• **GOAL OF THE EXERCISE**: Each line should be copied exactly.
= = =
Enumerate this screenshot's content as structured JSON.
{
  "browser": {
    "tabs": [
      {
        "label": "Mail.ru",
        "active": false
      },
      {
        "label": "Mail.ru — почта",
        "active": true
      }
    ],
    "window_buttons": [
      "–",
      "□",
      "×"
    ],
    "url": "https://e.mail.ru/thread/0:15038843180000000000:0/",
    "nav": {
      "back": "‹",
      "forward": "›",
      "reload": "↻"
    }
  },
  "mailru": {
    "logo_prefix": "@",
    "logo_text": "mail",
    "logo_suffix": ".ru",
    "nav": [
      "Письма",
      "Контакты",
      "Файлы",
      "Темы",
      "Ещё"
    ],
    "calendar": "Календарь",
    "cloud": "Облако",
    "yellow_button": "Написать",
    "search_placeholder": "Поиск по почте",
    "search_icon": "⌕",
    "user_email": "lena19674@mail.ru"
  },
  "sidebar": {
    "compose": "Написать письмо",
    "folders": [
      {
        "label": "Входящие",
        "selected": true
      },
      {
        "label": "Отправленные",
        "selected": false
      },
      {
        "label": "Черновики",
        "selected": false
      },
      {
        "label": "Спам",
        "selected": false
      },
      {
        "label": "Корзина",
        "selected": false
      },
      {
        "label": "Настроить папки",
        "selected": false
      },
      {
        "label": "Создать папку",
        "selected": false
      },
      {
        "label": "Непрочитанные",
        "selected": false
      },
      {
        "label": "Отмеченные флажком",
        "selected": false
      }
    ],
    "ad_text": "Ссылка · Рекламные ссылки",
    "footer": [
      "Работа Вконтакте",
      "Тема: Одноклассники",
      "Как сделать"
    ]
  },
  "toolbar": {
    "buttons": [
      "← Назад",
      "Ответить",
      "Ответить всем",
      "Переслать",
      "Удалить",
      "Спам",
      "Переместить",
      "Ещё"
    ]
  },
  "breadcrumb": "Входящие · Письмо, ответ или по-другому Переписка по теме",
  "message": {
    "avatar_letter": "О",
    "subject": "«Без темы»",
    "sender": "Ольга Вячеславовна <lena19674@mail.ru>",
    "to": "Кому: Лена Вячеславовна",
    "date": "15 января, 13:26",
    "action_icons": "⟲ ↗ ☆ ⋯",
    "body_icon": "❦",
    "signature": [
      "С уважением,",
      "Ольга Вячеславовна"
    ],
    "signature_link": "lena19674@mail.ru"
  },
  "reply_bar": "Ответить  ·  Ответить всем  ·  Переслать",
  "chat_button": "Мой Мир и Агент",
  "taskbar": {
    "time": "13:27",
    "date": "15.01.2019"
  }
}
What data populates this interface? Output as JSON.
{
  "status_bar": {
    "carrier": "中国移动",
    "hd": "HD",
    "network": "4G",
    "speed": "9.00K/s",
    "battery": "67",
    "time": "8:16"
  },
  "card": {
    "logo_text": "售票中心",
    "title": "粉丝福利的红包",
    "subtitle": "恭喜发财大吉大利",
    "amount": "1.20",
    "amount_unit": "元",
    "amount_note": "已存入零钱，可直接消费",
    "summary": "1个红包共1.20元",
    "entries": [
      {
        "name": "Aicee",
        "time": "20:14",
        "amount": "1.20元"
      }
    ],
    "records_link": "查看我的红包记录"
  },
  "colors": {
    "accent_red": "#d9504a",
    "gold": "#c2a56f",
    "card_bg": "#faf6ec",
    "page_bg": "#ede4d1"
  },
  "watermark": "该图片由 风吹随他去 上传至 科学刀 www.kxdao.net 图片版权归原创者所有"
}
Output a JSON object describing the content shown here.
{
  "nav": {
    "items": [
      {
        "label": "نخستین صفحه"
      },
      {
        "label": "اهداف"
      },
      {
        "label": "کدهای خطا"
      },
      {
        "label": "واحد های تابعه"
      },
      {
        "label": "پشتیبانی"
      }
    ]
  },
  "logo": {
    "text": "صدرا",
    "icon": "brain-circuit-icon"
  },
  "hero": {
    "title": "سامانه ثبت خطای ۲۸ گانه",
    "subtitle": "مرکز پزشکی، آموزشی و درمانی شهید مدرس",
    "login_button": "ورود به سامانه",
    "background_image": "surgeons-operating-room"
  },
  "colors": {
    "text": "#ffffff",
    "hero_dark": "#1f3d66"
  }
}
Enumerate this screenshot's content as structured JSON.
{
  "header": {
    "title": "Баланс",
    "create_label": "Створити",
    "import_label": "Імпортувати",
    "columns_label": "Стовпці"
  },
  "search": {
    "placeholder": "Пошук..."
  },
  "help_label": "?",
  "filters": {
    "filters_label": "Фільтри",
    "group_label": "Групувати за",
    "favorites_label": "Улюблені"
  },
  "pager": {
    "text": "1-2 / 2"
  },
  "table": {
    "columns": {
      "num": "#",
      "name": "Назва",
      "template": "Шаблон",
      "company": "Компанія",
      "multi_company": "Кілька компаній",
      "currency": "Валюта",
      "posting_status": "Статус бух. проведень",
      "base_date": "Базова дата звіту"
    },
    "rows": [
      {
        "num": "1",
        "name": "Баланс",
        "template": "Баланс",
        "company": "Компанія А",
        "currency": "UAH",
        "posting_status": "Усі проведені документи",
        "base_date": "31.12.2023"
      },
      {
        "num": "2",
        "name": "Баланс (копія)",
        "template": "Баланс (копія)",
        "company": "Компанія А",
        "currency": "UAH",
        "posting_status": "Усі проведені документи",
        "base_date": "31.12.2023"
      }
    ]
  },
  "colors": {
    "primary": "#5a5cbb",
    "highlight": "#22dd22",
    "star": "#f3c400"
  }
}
= = =
• **REPLY**:
Enumerate this screenshot's content as structured JSON.
{
  "browser": {
    "tabs": [
      {
        "label": "Mail.ru",
        "active": false
      },
      {
        "label": "Mail.ru — почта",
        "active": true
      }
    ],
    "window_buttons": [
      "–",
      "□",
      "×"
    ],
    "url": "https://e.mail.ru/thread/0:15038843180000000000:0/",
    "nav": {
      "back": "‹",
      "forward": "›",
      "reload": "↻"
    }
  },
  "mailru": {
    "logo_prefix": "@",
    "logo_text": "mail",
    "logo_suffix": ".ru",
    "nav": [
      "Письма",
      "Контакты",
      "Файлы",
      "Темы",
      "Ещё"
    ],
    "calendar": "Календарь",
    "cloud": "Облако",
    "yellow_button": "Написать",
    "search_placeholder": "Поиск по почте",
    "search_icon": "⌕",
    "user_email": "lena19674@mail.ru"
  },
  "sidebar": {
    "compose": "Написать письмо",
    "folders": [
      {
        "label": "Входящие",
        "selected": true
      },
      {
        "label": "Отправленные",
        "selected": false
      },
      {
        "label": "Черновики",
        "selected": false
      },
      {
        "label": "Спам",
        "selected": false
      },
      {
        "label": "Корзина",
        "selected": false
      },
      {
        "label": "Настроить папки",
        "selected": false
      },
      {
        "label": "Создать папку",
        "selected": false
      },
      {
        "label": "Непрочитанные",
        "selected": false
      },
      {
        "label": "Отмеченные флажком",
        "selected": false
      }
    ],
    "ad_text": "Ссылка · Рекламные ссылки",
    "footer": [
      "Работа Вконтакте",
      "Тема: Одноклассники",
      "Как сделать"
    ]
  },
  "toolbar": {
    "buttons": [
      "← Назад",
      "Ответить",
      "Ответить всем",
      "Переслать",
      "Удалить",
      "Спам",
      "Переместить",
      "Ещё"
    ]
  },
  "breadcrumb": "Входящие · Письмо, ответ или по-другому Переписка по теме",
  "message": {
    "avatar_letter": "О",
    "subject": "«Без темы»",
    "sender": "Ольга Вячеславовна <lena19674@mail.ru>",
    "to": "Кому: Лена Вячеславовна",
    "date": "15 января, 13:26",
    "action_icons": "⟲ ↗ ☆ ⋯",
    "body_icon": "❦",
    "signature": [
      "С уважением,",
      "Ольга Вячеславовна"
    ],
    "signature_link": "lena19674@mail.ru"
  },
  "reply_bar": "Ответить  ·  Ответить всем  ·  Переслать",
  "chat_button": "Мой Мир и Агент",
  "taskbar": {
    "time": "13:27",
    "date": "15.01.2019"
  }
}
What data populates this interface? Output as JSON.
{
  "status_bar": {
    "carrier": "中国移动",
    "hd": "HD",
    "network": "4G",
    "speed": "9.00K/s",
    "battery": "67",
    "time": "8:16"
  },
  "card": {
    "logo_text": "售票中心",
    "title": "粉丝福利的红包",
    "subtitle": "恭喜发财大吉大利",
    "amount": "1.20",
    "amount_unit": "元",
    "amount_note": "已存入零钱，可直接消费",
    "summary": "1个红包共1.20元",
    "entries": [
      {
        "name": "Aicee",
        "time": "20:14",
        "amount": "1.20元"
      }
    ],
    "records_link": "查看我的红包记录"
  },
  "colors": {
    "accent_red": "#d9504a",
    "gold": "#c2a56f",
    "card_bg": "#faf6ec",
    "page_bg": "#ede4d1"
  },
  "watermark": "该图片由 风吹随他去 上传至 科学刀 www.kxdao.net 图片版权归原创者所有"
}
Output a JSON object describing the content shown here.
{
  "nav": {
    "items": [
      {
        "label": "نخستین صفحه"
      },
      {
        "label": "اهداف"
      },
      {
        "label": "کدهای خطا"
      },
      {
        "label": "واحد های تابعه"
      },
      {
        "label": "پشتیبانی"
      }
    ]
  },
  "logo": {
    "text": "صدرا",
    "icon": "brain-circuit-icon"
  },
  "hero": {
    "title": "سامانه ثبت خطای ۲۸ گانه",
    "subtitle": "مرکز پزشکی، آموزشی و درمانی شهید مدرس",
    "login_button": "ورود به سامانه",
    "background_image": "surgeons-operating-room"
  },
  "colors": {
    "text": "#ffffff",
    "hero_dark": "#1f3d66"
  }
}
Enumerate this screenshot's content as structured JSON.
{
  "header": {
    "title": "Баланс",
    "create_label": "Створити",
    "import_label": "Імпортувати",
    "columns_label": "Стовпці"
  },
  "search": {
    "placeholder": "Пошук..."
  },
  "help_label": "?",
  "filters": {
    "filters_label": "Фільтри",
    "group_label": "Групувати за",
    "favorites_label": "Улюблені"
  },
  "pager": {
    "text": "1-2 / 2"
  },
  "table": {
    "columns": {
      "num": "#",
      "name": "Назва",
      "template": "Шаблон",
      "company": "Компанія",
      "multi_company": "Кілька компаній",
      "currency": "Валюта",
      "posting_status": "Статус бух. проведень",
      "base_date": "Базова дата звіту"
    },
    "rows": [
      {
        "num": "1",
        "name": "Баланс",
        "template": "Баланс",
        "company": "Компанія А",
        "currency": "UAH",
        "posting_status": "Усі проведені документи",
        "base_date": "31.12.2023"
      },
      {
        "num": "2",
        "name": "Баланс (копія)",
        "template": "Баланс (копія)",
        "company": "Компанія А",
        "currency": "UAH",
        "posting_status": "Усі проведені документи",
        "base_date": "31.12.2023"
      }
    ]
  },
  "colors": {
    "primary": "#5a5cbb",
    "highlight": "#22dd22",
    "star": "#f3c400"
  }
}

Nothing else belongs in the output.